-- begin MATERIAL FOR THIS EXERCISE --
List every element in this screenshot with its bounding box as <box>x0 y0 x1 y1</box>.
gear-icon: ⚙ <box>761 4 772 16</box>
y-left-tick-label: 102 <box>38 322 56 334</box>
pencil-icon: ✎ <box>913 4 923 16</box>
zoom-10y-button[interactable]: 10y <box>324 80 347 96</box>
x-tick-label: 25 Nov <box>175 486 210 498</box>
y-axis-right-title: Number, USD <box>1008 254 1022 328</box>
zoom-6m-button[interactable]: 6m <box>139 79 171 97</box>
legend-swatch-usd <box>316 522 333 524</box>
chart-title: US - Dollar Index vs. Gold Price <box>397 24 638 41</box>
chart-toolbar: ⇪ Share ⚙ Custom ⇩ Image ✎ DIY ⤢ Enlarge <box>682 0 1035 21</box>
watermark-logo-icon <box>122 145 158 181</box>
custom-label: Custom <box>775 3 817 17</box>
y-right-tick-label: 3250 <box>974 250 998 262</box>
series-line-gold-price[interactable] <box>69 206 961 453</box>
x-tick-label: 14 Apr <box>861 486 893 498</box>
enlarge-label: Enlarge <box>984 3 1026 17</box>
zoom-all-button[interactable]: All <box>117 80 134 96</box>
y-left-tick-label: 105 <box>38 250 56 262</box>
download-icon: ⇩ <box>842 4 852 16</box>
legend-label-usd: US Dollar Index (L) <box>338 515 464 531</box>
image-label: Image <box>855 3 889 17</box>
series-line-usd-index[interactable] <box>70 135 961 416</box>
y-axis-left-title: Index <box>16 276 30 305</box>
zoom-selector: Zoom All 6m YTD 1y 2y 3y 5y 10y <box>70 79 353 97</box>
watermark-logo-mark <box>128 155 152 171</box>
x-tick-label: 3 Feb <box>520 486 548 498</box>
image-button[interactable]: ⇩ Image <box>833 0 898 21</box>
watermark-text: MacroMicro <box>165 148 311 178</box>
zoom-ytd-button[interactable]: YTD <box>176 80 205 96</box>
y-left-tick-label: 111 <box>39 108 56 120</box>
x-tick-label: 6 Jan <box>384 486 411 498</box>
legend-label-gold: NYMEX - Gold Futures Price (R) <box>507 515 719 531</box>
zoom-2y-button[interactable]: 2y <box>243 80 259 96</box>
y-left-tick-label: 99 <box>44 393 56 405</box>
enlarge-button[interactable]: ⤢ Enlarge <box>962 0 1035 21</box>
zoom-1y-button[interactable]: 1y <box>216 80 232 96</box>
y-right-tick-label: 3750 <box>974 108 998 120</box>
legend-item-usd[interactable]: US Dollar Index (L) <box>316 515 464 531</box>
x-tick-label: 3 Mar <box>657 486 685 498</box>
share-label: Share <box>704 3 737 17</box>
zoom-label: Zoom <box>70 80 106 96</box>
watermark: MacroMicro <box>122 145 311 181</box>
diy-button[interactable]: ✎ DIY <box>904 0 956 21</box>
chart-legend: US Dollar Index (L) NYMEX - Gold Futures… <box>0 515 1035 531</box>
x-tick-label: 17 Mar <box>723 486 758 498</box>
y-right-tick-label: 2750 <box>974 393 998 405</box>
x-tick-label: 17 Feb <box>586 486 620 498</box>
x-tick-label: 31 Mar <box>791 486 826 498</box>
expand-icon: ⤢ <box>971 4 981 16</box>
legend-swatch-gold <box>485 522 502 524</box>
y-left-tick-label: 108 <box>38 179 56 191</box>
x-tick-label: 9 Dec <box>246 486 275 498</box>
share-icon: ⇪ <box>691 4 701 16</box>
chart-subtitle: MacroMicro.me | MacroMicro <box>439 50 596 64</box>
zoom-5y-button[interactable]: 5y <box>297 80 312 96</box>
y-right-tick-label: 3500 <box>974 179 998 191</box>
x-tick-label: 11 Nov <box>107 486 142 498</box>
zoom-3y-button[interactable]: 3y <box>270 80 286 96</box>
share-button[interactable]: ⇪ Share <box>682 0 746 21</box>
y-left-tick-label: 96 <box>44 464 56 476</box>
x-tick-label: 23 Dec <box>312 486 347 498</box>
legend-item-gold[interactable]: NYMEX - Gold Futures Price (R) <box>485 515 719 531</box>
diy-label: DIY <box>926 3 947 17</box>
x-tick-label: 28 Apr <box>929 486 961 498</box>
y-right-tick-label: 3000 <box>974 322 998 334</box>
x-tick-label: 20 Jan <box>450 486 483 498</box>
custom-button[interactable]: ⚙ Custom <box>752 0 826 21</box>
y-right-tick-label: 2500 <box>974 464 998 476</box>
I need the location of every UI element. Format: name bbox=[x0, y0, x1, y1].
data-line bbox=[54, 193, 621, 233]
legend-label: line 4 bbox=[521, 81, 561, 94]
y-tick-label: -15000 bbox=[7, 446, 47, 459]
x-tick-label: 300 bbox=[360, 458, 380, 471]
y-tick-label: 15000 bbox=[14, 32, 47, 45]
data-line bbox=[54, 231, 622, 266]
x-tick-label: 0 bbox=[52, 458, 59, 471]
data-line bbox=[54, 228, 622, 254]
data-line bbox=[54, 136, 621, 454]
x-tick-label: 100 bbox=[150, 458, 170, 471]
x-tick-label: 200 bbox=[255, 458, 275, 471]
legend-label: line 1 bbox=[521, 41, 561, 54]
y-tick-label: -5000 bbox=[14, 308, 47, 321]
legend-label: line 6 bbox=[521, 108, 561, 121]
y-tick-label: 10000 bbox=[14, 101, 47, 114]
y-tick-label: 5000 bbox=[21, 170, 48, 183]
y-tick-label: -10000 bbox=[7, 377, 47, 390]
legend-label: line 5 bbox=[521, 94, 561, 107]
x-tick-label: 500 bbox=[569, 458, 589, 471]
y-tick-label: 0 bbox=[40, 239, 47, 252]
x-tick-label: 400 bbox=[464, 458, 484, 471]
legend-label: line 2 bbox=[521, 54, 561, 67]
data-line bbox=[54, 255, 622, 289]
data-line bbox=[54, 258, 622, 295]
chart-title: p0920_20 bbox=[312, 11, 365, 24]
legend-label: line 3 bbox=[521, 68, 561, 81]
-- end MATERIAL FOR THIS EXERCISE --
Can you retype the data verbatim, from its very first line through the line containing "legend-label-usd: US Dollar", including both of those lines?

List every element in this screenshot with its bounding box as <box>x0 y0 x1 y1</box>.
gear-icon: ⚙ <box>761 4 772 16</box>
y-left-tick-label: 102 <box>38 322 56 334</box>
pencil-icon: ✎ <box>913 4 923 16</box>
zoom-10y-button[interactable]: 10y <box>324 80 347 96</box>
x-tick-label: 25 Nov <box>175 486 210 498</box>
y-axis-right-title: Number, USD <box>1008 254 1022 328</box>
zoom-6m-button[interactable]: 6m <box>139 79 171 97</box>
legend-swatch-usd <box>316 522 333 524</box>
chart-title: US - Dollar Index vs. Gold Price <box>397 24 638 41</box>
chart-toolbar: ⇪ Share ⚙ Custom ⇩ Image ✎ DIY ⤢ Enlarge <box>682 0 1035 21</box>
watermark-logo-icon <box>122 145 158 181</box>
custom-label: Custom <box>775 3 817 17</box>
y-right-tick-label: 3250 <box>974 250 998 262</box>
series-line-gold-price[interactable] <box>69 206 961 453</box>
x-tick-label: 14 Apr <box>861 486 893 498</box>
enlarge-label: Enlarge <box>984 3 1026 17</box>
zoom-all-button[interactable]: All <box>117 80 134 96</box>
y-left-tick-label: 105 <box>38 250 56 262</box>
download-icon: ⇩ <box>842 4 852 16</box>
legend-label-usd: US Dollar Index (L) <box>338 515 464 531</box>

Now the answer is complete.